» TASK
Lines that hold the string "können" are to be counted; give only their number.
_ _ _ _ _ _ _
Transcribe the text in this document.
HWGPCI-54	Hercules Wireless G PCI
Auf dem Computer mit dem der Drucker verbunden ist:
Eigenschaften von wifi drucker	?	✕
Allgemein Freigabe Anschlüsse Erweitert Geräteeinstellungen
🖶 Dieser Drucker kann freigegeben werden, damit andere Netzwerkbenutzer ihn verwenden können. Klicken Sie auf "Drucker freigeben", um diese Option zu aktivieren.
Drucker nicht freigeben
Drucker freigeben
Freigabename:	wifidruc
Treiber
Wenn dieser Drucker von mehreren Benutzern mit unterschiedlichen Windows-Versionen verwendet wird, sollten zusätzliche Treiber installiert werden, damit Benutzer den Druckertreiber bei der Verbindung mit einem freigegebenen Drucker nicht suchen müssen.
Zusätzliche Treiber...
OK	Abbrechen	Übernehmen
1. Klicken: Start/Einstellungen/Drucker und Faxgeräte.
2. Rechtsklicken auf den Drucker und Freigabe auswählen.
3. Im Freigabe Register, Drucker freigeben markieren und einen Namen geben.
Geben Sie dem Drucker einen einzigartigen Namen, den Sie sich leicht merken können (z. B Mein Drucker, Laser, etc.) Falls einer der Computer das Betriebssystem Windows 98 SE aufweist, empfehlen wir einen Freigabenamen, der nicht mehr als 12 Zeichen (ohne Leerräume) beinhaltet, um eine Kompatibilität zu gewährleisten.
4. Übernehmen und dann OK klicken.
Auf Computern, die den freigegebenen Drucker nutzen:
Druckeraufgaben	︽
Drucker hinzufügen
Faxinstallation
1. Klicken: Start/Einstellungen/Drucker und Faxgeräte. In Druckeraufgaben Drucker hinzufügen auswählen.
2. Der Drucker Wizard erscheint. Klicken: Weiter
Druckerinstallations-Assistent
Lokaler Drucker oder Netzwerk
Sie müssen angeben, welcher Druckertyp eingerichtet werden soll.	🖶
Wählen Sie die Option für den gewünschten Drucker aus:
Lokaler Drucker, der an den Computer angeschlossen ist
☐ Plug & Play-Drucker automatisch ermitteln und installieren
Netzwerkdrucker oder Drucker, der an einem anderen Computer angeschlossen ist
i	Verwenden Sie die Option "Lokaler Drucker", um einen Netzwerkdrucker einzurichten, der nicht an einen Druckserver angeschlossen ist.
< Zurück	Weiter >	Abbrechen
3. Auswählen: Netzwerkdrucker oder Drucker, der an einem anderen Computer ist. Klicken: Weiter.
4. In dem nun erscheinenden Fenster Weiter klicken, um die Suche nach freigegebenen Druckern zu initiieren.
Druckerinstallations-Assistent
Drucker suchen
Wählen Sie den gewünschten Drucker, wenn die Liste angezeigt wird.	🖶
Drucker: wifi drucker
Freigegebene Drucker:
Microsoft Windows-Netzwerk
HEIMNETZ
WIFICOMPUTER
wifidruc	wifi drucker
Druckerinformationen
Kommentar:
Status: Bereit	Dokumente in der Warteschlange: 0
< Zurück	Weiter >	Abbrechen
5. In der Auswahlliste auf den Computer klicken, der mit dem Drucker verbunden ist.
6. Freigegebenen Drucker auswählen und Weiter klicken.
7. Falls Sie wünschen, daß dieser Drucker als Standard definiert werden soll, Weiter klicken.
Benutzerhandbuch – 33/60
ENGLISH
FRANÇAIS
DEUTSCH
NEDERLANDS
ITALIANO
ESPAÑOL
_ _ _ _ _ _ _
» THE ANSWER
2